-- START OF Supplied records --
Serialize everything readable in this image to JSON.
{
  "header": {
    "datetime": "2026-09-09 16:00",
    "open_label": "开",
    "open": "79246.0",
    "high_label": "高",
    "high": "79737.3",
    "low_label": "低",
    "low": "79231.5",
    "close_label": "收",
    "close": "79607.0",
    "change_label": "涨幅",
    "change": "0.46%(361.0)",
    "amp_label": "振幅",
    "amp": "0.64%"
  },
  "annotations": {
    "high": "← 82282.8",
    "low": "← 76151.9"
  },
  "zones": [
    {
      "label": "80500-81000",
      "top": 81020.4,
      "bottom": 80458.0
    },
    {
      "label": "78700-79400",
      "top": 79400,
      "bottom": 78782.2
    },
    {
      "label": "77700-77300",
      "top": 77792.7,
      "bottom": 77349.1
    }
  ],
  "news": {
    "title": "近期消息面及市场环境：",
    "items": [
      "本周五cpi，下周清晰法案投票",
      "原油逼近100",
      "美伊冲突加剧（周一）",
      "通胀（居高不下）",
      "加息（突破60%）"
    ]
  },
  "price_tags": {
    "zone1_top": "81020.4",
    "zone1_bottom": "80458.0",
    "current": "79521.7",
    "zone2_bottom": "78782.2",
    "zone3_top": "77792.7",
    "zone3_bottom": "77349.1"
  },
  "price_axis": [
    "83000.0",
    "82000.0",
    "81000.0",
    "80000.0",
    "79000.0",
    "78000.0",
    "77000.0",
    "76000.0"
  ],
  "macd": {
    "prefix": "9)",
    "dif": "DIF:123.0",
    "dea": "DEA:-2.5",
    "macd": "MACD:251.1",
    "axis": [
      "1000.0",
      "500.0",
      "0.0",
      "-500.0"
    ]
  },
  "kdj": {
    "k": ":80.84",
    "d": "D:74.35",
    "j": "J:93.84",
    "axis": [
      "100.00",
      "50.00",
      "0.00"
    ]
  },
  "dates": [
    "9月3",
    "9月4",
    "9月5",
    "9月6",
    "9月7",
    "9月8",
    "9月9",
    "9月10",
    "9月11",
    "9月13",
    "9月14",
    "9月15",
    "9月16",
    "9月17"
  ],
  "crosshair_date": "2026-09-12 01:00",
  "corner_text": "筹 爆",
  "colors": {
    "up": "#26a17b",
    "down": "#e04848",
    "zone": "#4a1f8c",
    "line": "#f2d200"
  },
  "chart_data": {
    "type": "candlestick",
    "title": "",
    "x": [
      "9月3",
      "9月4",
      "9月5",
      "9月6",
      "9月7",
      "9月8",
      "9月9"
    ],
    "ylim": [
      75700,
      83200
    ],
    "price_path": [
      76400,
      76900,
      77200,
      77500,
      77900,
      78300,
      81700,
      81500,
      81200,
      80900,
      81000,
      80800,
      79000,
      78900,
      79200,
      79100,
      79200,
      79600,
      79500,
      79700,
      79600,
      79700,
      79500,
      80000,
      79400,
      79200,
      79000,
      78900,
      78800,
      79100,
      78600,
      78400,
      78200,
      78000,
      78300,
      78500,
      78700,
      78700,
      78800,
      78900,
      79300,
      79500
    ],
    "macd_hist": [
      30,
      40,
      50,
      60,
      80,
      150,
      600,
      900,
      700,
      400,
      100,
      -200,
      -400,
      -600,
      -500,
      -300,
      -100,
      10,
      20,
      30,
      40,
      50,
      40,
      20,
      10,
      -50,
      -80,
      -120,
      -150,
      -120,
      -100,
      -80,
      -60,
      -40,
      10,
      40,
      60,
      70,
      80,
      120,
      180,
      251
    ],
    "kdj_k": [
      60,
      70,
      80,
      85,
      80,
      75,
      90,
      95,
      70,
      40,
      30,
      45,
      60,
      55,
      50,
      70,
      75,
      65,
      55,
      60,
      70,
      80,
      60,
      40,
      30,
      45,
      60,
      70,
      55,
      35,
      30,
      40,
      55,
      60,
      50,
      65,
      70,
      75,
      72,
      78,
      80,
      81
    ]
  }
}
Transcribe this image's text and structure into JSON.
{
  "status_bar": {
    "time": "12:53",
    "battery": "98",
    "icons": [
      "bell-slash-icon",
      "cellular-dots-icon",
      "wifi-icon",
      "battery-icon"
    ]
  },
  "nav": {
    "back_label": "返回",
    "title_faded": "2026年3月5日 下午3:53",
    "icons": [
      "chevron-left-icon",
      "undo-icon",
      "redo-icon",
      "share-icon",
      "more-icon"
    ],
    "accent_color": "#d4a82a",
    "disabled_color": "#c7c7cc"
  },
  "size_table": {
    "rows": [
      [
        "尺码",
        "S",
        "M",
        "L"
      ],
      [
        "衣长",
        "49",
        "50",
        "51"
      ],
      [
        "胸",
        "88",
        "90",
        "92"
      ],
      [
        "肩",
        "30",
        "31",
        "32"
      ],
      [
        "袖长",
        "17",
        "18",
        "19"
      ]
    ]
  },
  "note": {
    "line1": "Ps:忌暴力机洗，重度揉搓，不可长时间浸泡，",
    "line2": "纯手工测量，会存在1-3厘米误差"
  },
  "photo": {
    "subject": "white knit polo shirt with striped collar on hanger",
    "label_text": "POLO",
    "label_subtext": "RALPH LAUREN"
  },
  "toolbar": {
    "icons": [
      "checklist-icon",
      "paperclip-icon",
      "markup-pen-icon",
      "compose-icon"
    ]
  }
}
-- END OF Supplied records --
(Task details): Transcribe the records above exactly, but only from the line that contains "Transcribe this image's" through their final line, inclusive.

(Final result):
Transcribe this image's text and structure into JSON.
{
  "status_bar": {
    "time": "12:53",
    "battery": "98",
    "icons": [
      "bell-slash-icon",
      "cellular-dots-icon",
      "wifi-icon",
      "battery-icon"
    ]
  },
  "nav": {
    "back_label": "返回",
    "title_faded": "2026年3月5日 下午3:53",
    "icons": [
      "chevron-left-icon",
      "undo-icon",
      "redo-icon",
      "share-icon",
      "more-icon"
    ],
    "accent_color": "#d4a82a",
    "disabled_color": "#c7c7cc"
  },
  "size_table": {
    "rows": [
      [
        "尺码",
        "S",
        "M",
        "L"
      ],
      [
        "衣长",
        "49",
        "50",
        "51"
      ],
      [
        "胸",
        "88",
        "90",
        "92"
      ],
      [
        "肩",
        "30",
        "31",
        "32"
      ],
      [
        "袖长",
        "17",
        "18",
        "19"
      ]
    ]
  },
  "note": {
    "line1": "Ps:忌暴力机洗，重度揉搓，不可长时间浸泡，",
    "line2": "纯手工测量，会存在1-3厘米误差"
  },
  "photo": {
    "subject": "white knit polo shirt with striped collar on hanger",
    "label_text": "POLO",
    "label_subtext": "RALPH LAUREN"
  },
  "toolbar": {
    "icons": [
      "checklist-icon",
      "paperclip-icon",
      "markup-pen-icon",
      "compose-icon"
    ]
  }
}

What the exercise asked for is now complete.